Stated task:
Omit the pictures and output every entry below exactly as written.

Data entries:
******
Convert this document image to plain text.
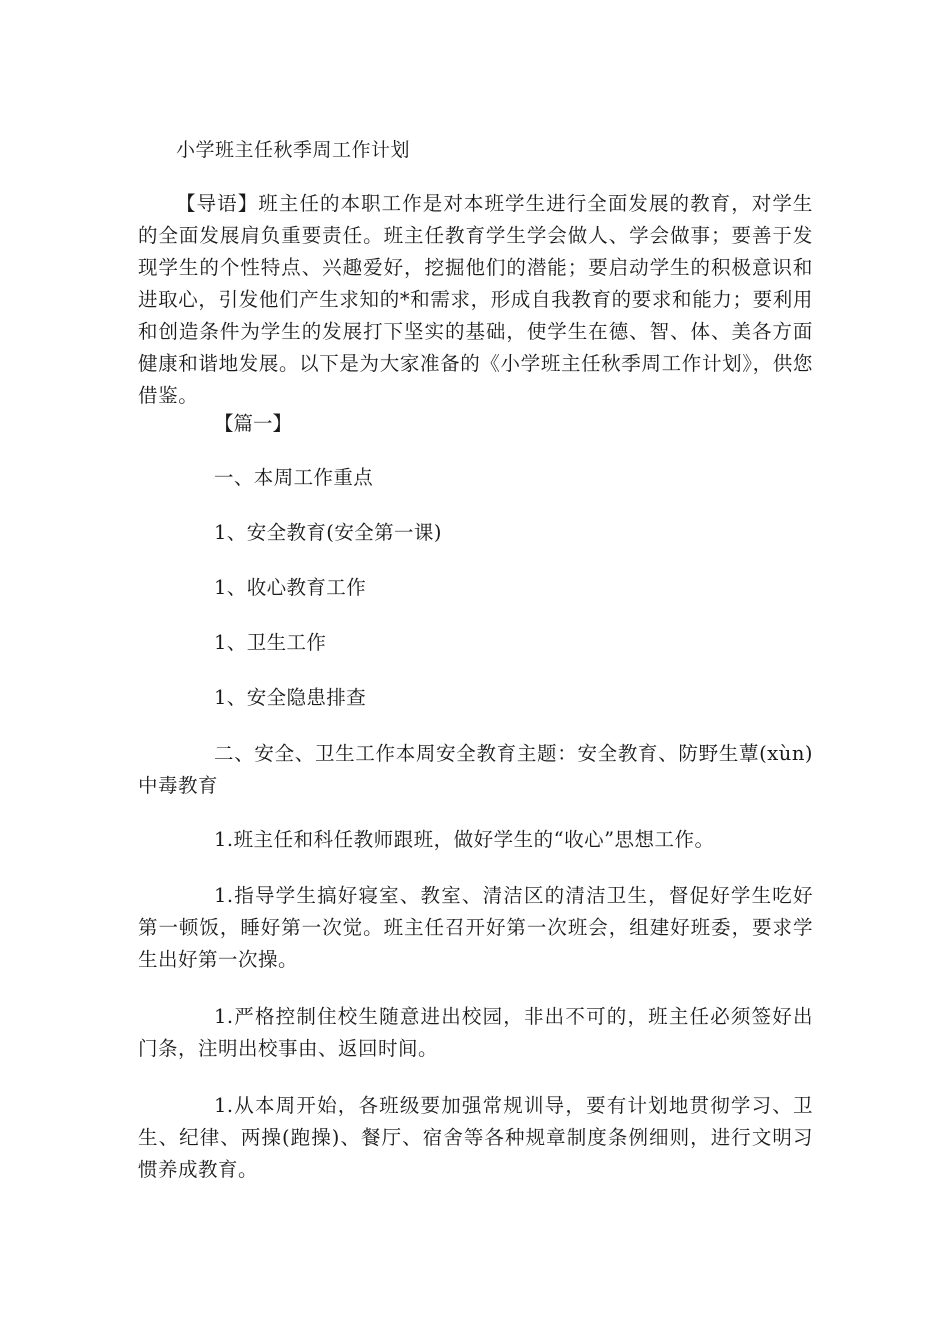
小学班主任秋季周工作计划
【导语】班主任的本职工作是对本班学生进行全面发展的教育，对学生的全面发展肩负重要责任。班主任教育学生学会做人、学会做事；要善于发现学生的个性特点、兴趣爱好，挖掘他们的潜能；要启动学生的积极意识和进取心，引发他们产生求知的*和需求，形成自我教育的要求和能力；要利用和创造条件为学生的发展打下坚实的基础，使学生在德、智、体、美各方面健康和谐地发展。以下是为大家准备的《小学班主任秋季周工作计划》，供您借鉴。
【篇一】
一、本周工作重点
1、安全教育(安全第一课)
1、收心教育工作
1、卫生工作
1、安全隐患排查
二、安全、卫生工作本周安全教育主题：安全教育、防野生蕈(xùn)中毒教育
1.班主任和科任教师跟班，做好学生的“收心”思想工作。
1.指导学生搞好寝室、教室、清洁区的清洁卫生，督促好学生吃好第一顿饭，睡好第一次觉。班主任召开好第一次班会，组建好班委，要求学生出好第一次操。
1.严格控制住校生随意进出校园，非出不可的，班主任必须签好出门条，注明出校事由、返回时间。
1.从本周开始，各班级要加强常规训导，要有计划地贯彻学习、卫生、纪律、两操(跑操)、餐厅、宿舍等各种规章制度条例细则，进行文明习惯养成教育。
******
Task result:
Convert this document image to plain text.
小学班主任秋季周工作计划
【导语】班主任的本职工作是对本班学生进行全面发展的教育，对学生的全面发展肩负重要责任。班主任教育学生学会做人、学会做事；要善于发现学生的个性特点、兴趣爱好，挖掘他们的潜能；要启动学生的积极意识和进取心，引发他们产生求知的*和需求，形成自我教育的要求和能力；要利用和创造条件为学生的发展打下坚实的基础，使学生在德、智、体、美各方面健康和谐地发展。以下是为大家准备的《小学班主任秋季周工作计划》，供您借鉴。
【篇一】
一、本周工作重点
1、安全教育(安全第一课)
1、收心教育工作
1、卫生工作
1、安全隐患排查
二、安全、卫生工作本周安全教育主题：安全教育、防野生蕈(xùn)中毒教育
1.班主任和科任教师跟班，做好学生的“收心”思想工作。
1.指导学生搞好寝室、教室、清洁区的清洁卫生，督促好学生吃好第一顿饭，睡好第一次觉。班主任召开好第一次班会，组建好班委，要求学生出好第一次操。
1.严格控制住校生随意进出校园，非出不可的，班主任必须签好出门条，注明出校事由、返回时间。
1.从本周开始，各班级要加强常规训导，要有计划地贯彻学习、卫生、纪律、两操(跑操)、餐厅、宿舍等各种规章制度条例细则，进行文明习惯养成教育。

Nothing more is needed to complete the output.